# Data to use:
────────────────

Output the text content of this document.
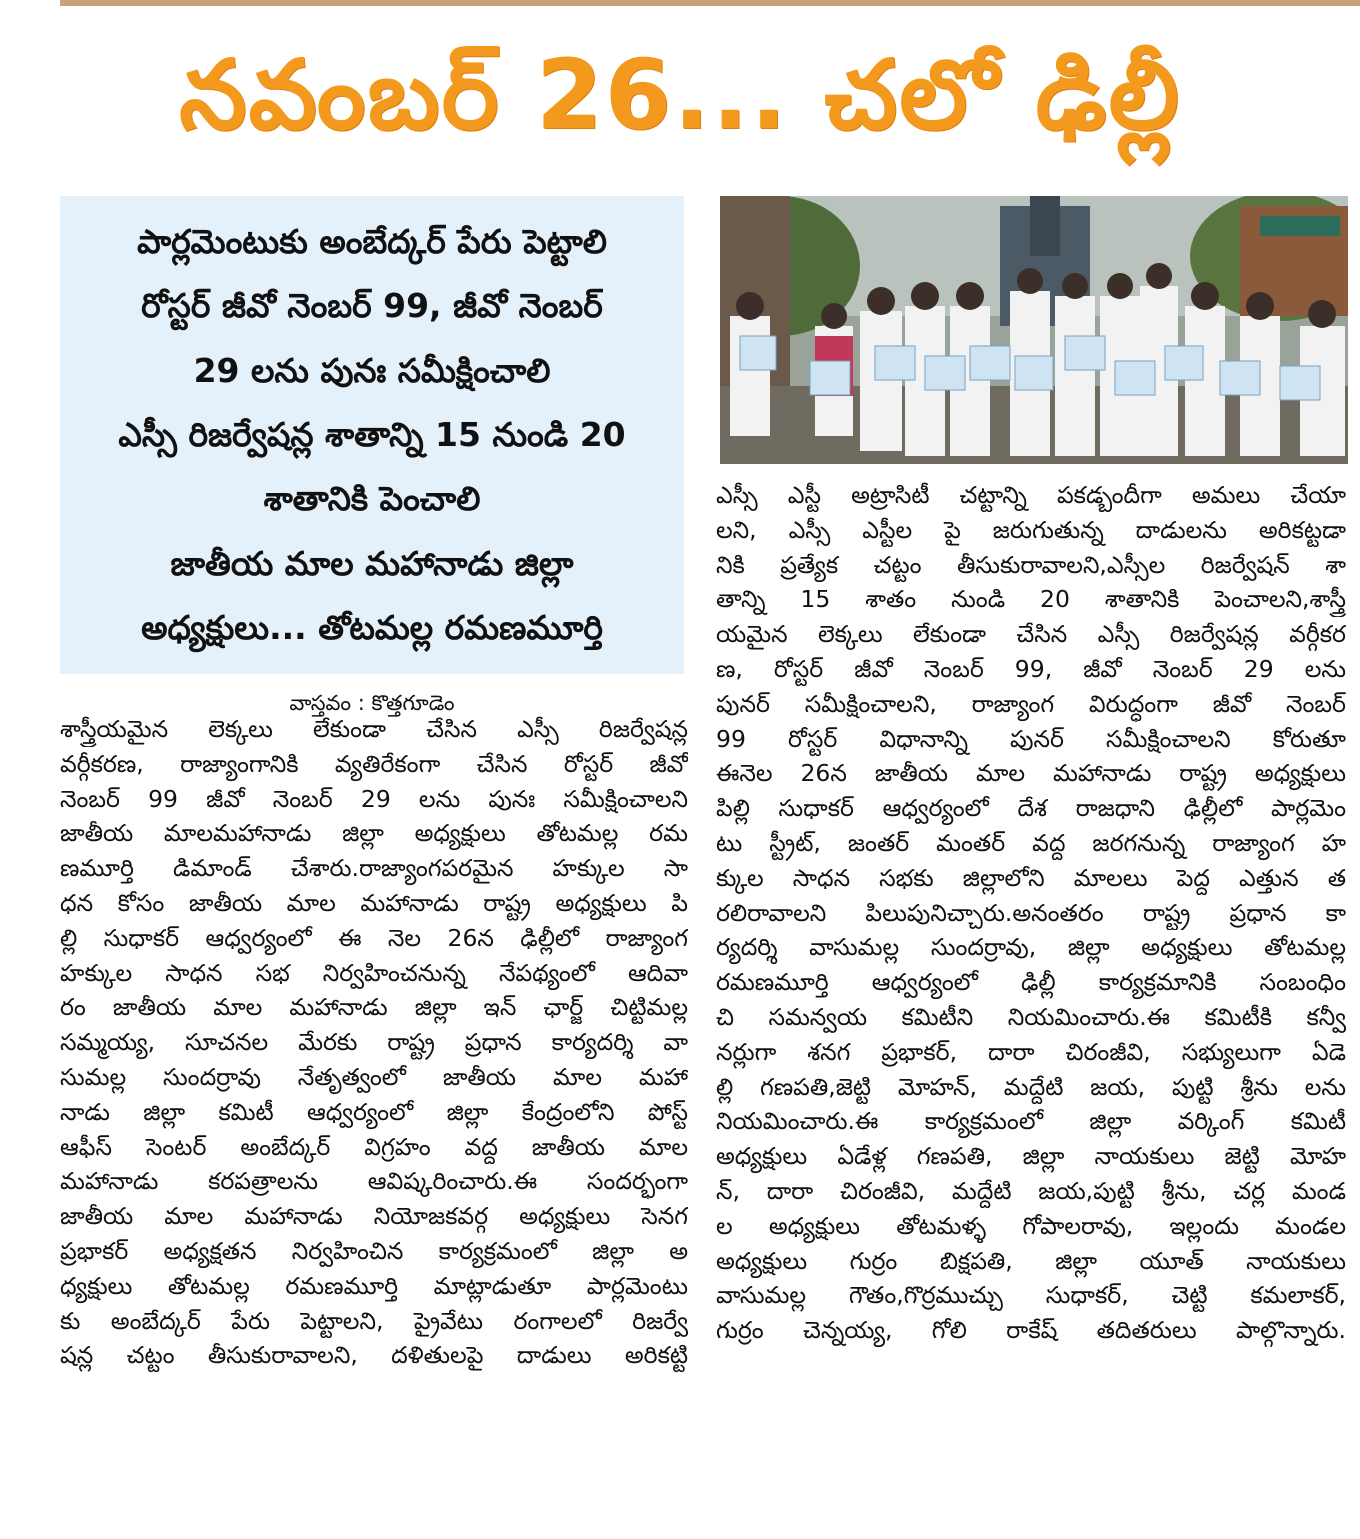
నవంబర్ 26... చలో ఢిల్లీ
పార్లమెంటుకు అంబేద్కర్ పేరు పెట్టాలి
రోస్టర్ జీవో నెంబర్ 99, జీవో నెంబర్
29 లను పునః సమీక్షించాలి
ఎస్సీ రిజర్వేషన్ల శాతాన్ని 15 నుండి 20
శాతానికి పెంచాలి
జాతీయ మాల మహానాడు జిల్లా
అధ్యక్షులు... తోటమల్ల రమణమూర్తి
వాస్తవం : కొత్తగూడెం
శాస్త్రీయమైన లెక్కలు లేకుండా చేసిన ఎస్సీ రిజర్వేషన్ల
వర్గీకరణ, రాజ్యాంగానికి వ్యతిరేకంగా చేసిన రోస్టర్ జీవో
నెంబర్ 99 జీవో నెంబర్ 29 లను పునః సమీక్షించాలని
జాతీయ మాలమహానాడు జిల్లా అధ్యక్షులు తోటమల్ల రమ
ణమూర్తి డిమాండ్ చేశారు.రాజ్యాంగపరమైన హక్కుల సా
ధన కోసం జాతీయ మాల మహానాడు రాష్ట్ర అధ్యక్షులు పి
ల్లి సుధాకర్ ఆధ్వర్యంలో ఈ నెల 26న ఢిల్లీలో రాజ్యాంగ
హక్కుల సాధన సభ నిర్వహించనున్న నేపథ్యంలో ఆదివా
రం జాతీయ మాల మహానాడు జిల్లా ఇన్ ఛార్జ్ చిట్టిమల్ల
సమ్మయ్య, సూచనల మేరకు రాష్ట్ర ప్రధాన కార్యదర్శి వా
సుమల్ల సుందర్రావు నేతృత్వంలో జాతీయ మాల మహా
నాడు జిల్లా కమిటీ ఆధ్వర్యంలో జిల్లా కేంద్రంలోని పోస్ట్
ఆఫీస్ సెంటర్ అంబేద్కర్ విగ్రహం వద్ద జాతీయ మాల
మహానాడు కరపత్రాలను ఆవిష్కరించారు.ఈ సందర్భంగా
జాతీయ మాల మహానాడు నియోజకవర్గ అధ్యక్షులు సెనగ
ప్రభాకర్ అధ్యక్షతన నిర్వహించిన కార్యక్రమంలో జిల్లా అ
ధ్యక్షులు తోటమల్ల రమణమూర్తి మాట్లాడుతూ పార్లమెంటు
కు అంబేద్కర్ పేరు పెట్టాలని, ప్రైవేటు రంగాలలో రిజర్వే
షన్ల చట్టం తీసుకురావాలని, దళితులపై దాడులు అరికట్టి
ఎస్సీ ఎస్టీ అట్రాసిటీ చట్టాన్ని పకడ్బందీగా అమలు చేయా
లని, ఎస్సీ ఎస్టీల పై జరుగుతున్న దాడులను అరికట్టడా
నికి ప్రత్యేక చట్టం తీసుకురావాలని,ఎస్సీల రిజర్వేషన్ శా
తాన్ని 15 శాతం నుండి 20 శాతానికి పెంచాలని,శాస్త్రీ
యమైన లెక్కలు లేకుండా చేసిన ఎస్సీ రిజర్వేషన్ల వర్గీకర
ణ, రోస్టర్ జీవో నెంబర్ 99, జీవో నెంబర్ 29 లను
పునర్ సమీక్షించాలని, రాజ్యాంగ విరుద్ధంగా జీవో నెంబర్
99 రోస్టర్ విధానాన్ని పునర్ సమీక్షించాలని కోరుతూ
ఈనెల 26న జాతీయ మాల మహానాడు రాష్ట్ర అధ్యక్షులు
పిల్లి సుధాకర్ ఆధ్వర్యంలో దేశ రాజధాని ఢిల్లీలో పార్లమెం
టు స్ట్రీట్, జంతర్ మంతర్ వద్ద జరగనున్న రాజ్యాంగ హ
క్కుల సాధన సభకు జిల్లాలోని మాలలు పెద్ద ఎత్తున త
రలిరావాలని పిలుపునిచ్చారు.అనంతరం రాష్ట్ర ప్రధాన కా
ర్యదర్శి వాసుమల్ల సుందర్రావు, జిల్లా అధ్యక్షులు తోటమల్ల
రమణమూర్తి ఆధ్వర్యంలో ఢిల్లీ కార్యక్రమానికి సంబంధిం
చి సమన్వయ కమిటీని నియమించారు.ఈ కమిటీకి కన్వీ
నర్లుగా శనగ ప్రభాకర్, దారా చిరంజీవి, సభ్యులుగా ఏడె
ల్లి గణపతి,జెట్టి మోహన్, మద్దేటి జయ, పుట్టి శ్రీను లను
నియమించారు.ఈ కార్యక్రమంలో జిల్లా వర్కింగ్ కమిటీ
అధ్యక్షులు ఏడేళ్ల గణపతి, జిల్లా నాయకులు జెట్టి మోహ
న్, దారా చిరంజీవి, మద్దేటి జయ,పుట్టి శ్రీను, చర్ల మండ
ల అధ్యక్షులు తోటమళ్ళ గోపాలరావు, ఇల్లందు మండల
అధ్యక్షులు గుర్రం బిక్షపతి, జిల్లా యూత్ నాయకులు
వాసుమల్ల గౌతం,గొర్రముచ్చు సుధాకర్, చెట్టి కమలాకర్,
గుర్రం చెన్నయ్య, గోలి రాకేష్ తదితరులు పాల్గొన్నారు.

────────────────

# What you need to do:
Transcribe the full listing above exactly as it stands, minus the pictures.

# Full solution:
Output the text content of this document.
నవంబర్ 26... చలో ఢిల్లీ
పార్లమెంటుకు అంబేద్కర్ పేరు పెట్టాలి
రోస్టర్ జీవో నెంబర్ 99, జీవో నెంబర్
29 లను పునః సమీక్షించాలి
ఎస్సీ రిజర్వేషన్ల శాతాన్ని 15 నుండి 20
శాతానికి పెంచాలి
జాతీయ మాల మహానాడు జిల్లా
అధ్యక్షులు... తోటమల్ల రమణమూర్తి
వాస్తవం : కొత్తగూడెం
శాస్త్రీయమైన లెక్కలు లేకుండా చేసిన ఎస్సీ రిజర్వేషన్ల
వర్గీకరణ, రాజ్యాంగానికి వ్యతిరేకంగా చేసిన రోస్టర్ జీవో
నెంబర్ 99 జీవో నెంబర్ 29 లను పునః సమీక్షించాలని
జాతీయ మాలమహానాడు జిల్లా అధ్యక్షులు తోటమల్ల రమ
ణమూర్తి డిమాండ్ చేశారు.రాజ్యాంగపరమైన హక్కుల సా
ధన కోసం జాతీయ మాల మహానాడు రాష్ట్ర అధ్యక్షులు పి
ల్లి సుధాకర్ ఆధ్వర్యంలో ఈ నెల 26న ఢిల్లీలో రాజ్యాంగ
హక్కుల సాధన సభ నిర్వహించనున్న నేపథ్యంలో ఆదివా
రం జాతీయ మాల మహానాడు జిల్లా ఇన్ ఛార్జ్ చిట్టిమల్ల
సమ్మయ్య, సూచనల మేరకు రాష్ట్ర ప్రధాన కార్యదర్శి వా
సుమల్ల సుందర్రావు నేతృత్వంలో జాతీయ మాల మహా
నాడు జిల్లా కమిటీ ఆధ్వర్యంలో జిల్లా కేంద్రంలోని పోస్ట్
ఆఫీస్ సెంటర్ అంబేద్కర్ విగ్రహం వద్ద జాతీయ మాల
మహానాడు కరపత్రాలను ఆవిష్కరించారు.ఈ సందర్భంగా
జాతీయ మాల మహానాడు నియోజకవర్గ అధ్యక్షులు సెనగ
ప్రభాకర్ అధ్యక్షతన నిర్వహించిన కార్యక్రమంలో జిల్లా అ
ధ్యక్షులు తోటమల్ల రమణమూర్తి మాట్లాడుతూ పార్లమెంటు
కు అంబేద్కర్ పేరు పెట్టాలని, ప్రైవేటు రంగాలలో రిజర్వే
షన్ల చట్టం తీసుకురావాలని, దళితులపై దాడులు అరికట్టి
ఎస్సీ ఎస్టీ అట్రాసిటీ చట్టాన్ని పకడ్బందీగా అమలు చేయా
లని, ఎస్సీ ఎస్టీల పై జరుగుతున్న దాడులను అరికట్టడా
నికి ప్రత్యేక చట్టం తీసుకురావాలని,ఎస్సీల రిజర్వేషన్ శా
తాన్ని 15 శాతం నుండి 20 శాతానికి పెంచాలని,శాస్త్రీ
యమైన లెక్కలు లేకుండా చేసిన ఎస్సీ రిజర్వేషన్ల వర్గీకర
ణ, రోస్టర్ జీవో నెంబర్ 99, జీవో నెంబర్ 29 లను
పునర్ సమీక్షించాలని, రాజ్యాంగ విరుద్ధంగా జీవో నెంబర్
99 రోస్టర్ విధానాన్ని పునర్ సమీక్షించాలని కోరుతూ
ఈనెల 26న జాతీయ మాల మహానాడు రాష్ట్ర అధ్యక్షులు
పిల్లి సుధాకర్ ఆధ్వర్యంలో దేశ రాజధాని ఢిల్లీలో పార్లమెం
టు స్ట్రీట్, జంతర్ మంతర్ వద్ద జరగనున్న రాజ్యాంగ హ
క్కుల సాధన సభకు జిల్లాలోని మాలలు పెద్ద ఎత్తున త
రలిరావాలని పిలుపునిచ్చారు.అనంతరం రాష్ట్ర ప్రధాన కా
ర్యదర్శి వాసుమల్ల సుందర్రావు, జిల్లా అధ్యక్షులు తోటమల్ల
రమణమూర్తి ఆధ్వర్యంలో ఢిల్లీ కార్యక్రమానికి సంబంధిం
చి సమన్వయ కమిటీని నియమించారు.ఈ కమిటీకి కన్వీ
నర్లుగా శనగ ప్రభాకర్, దారా చిరంజీవి, సభ్యులుగా ఏడె
ల్లి గణపతి,జెట్టి మోహన్, మద్దేటి జయ, పుట్టి శ్రీను లను
నియమించారు.ఈ కార్యక్రమంలో జిల్లా వర్కింగ్ కమిటీ
అధ్యక్షులు ఏడేళ్ల గణపతి, జిల్లా నాయకులు జెట్టి మోహ
న్, దారా చిరంజీవి, మద్దేటి జయ,పుట్టి శ్రీను, చర్ల మండ
ల అధ్యక్షులు తోటమళ్ళ గోపాలరావు, ఇల్లందు మండల
అధ్యక్షులు గుర్రం బిక్షపతి, జిల్లా యూత్ నాయకులు
వాసుమల్ల గౌతం,గొర్రముచ్చు సుధాకర్, చెట్టి కమలాకర్,
గుర్రం చెన్నయ్య, గోలి రాకేష్ తదితరులు పాల్గొన్నారు.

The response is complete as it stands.